▸ GIVEN TASK:
Each entry must appear again exactly as it does in the source.

▸ EXTRACTED ENTRIES:
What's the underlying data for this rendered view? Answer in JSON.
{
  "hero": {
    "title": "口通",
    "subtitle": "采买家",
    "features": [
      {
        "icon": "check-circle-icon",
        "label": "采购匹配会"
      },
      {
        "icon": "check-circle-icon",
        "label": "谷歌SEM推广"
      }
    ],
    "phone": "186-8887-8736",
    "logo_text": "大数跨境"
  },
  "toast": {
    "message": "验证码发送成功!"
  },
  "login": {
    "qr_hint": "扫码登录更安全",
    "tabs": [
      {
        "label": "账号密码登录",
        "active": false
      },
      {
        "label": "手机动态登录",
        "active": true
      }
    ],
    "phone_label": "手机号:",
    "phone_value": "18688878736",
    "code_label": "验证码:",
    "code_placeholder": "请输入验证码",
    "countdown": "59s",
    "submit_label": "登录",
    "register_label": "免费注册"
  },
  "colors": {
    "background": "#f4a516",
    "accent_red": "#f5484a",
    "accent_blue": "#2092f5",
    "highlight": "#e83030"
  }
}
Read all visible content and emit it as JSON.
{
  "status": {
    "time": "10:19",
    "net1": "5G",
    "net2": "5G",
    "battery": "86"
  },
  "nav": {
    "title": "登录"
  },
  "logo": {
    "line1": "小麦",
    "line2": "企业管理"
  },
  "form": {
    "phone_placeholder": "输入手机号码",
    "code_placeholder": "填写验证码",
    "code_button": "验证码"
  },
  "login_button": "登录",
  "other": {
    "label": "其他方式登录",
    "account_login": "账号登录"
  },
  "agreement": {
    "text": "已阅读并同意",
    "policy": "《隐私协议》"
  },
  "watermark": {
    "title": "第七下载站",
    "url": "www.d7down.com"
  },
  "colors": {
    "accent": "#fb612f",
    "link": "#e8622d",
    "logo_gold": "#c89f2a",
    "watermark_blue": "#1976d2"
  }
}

▸ ANSWER IN FULL:
What's the underlying data for this rendered view? Answer in JSON.
{
  "hero": {
    "title": "口通",
    "subtitle": "采买家",
    "features": [
      {
        "icon": "check-circle-icon",
        "label": "采购匹配会"
      },
      {
        "icon": "check-circle-icon",
        "label": "谷歌SEM推广"
      }
    ],
    "phone": "186-8887-8736",
    "logo_text": "大数跨境"
  },
  "toast": {
    "message": "验证码发送成功!"
  },
  "login": {
    "qr_hint": "扫码登录更安全",
    "tabs": [
      {
        "label": "账号密码登录",
        "active": false
      },
      {
        "label": "手机动态登录",
        "active": true
      }
    ],
    "phone_label": "手机号:",
    "phone_value": "18688878736",
    "code_label": "验证码:",
    "code_placeholder": "请输入验证码",
    "countdown": "59s",
    "submit_label": "登录",
    "register_label": "免费注册"
  },
  "colors": {
    "background": "#f4a516",
    "accent_red": "#f5484a",
    "accent_blue": "#2092f5",
    "highlight": "#e83030"
  }
}
Read all visible content and emit it as JSON.
{
  "status": {
    "time": "10:19",
    "net1": "5G",
    "net2": "5G",
    "battery": "86"
  },
  "nav": {
    "title": "登录"
  },
  "logo": {
    "line1": "小麦",
    "line2": "企业管理"
  },
  "form": {
    "phone_placeholder": "输入手机号码",
    "code_placeholder": "填写验证码",
    "code_button": "验证码"
  },
  "login_button": "登录",
  "other": {
    "label": "其他方式登录",
    "account_login": "账号登录"
  },
  "agreement": {
    "text": "已阅读并同意",
    "policy": "《隐私协议》"
  },
  "watermark": {
    "title": "第七下载站",
    "url": "www.d7down.com"
  },
  "colors": {
    "accent": "#fb612f",
    "link": "#e8622d",
    "logo_gold": "#c89f2a",
    "watermark_blue": "#1976d2"
  }
}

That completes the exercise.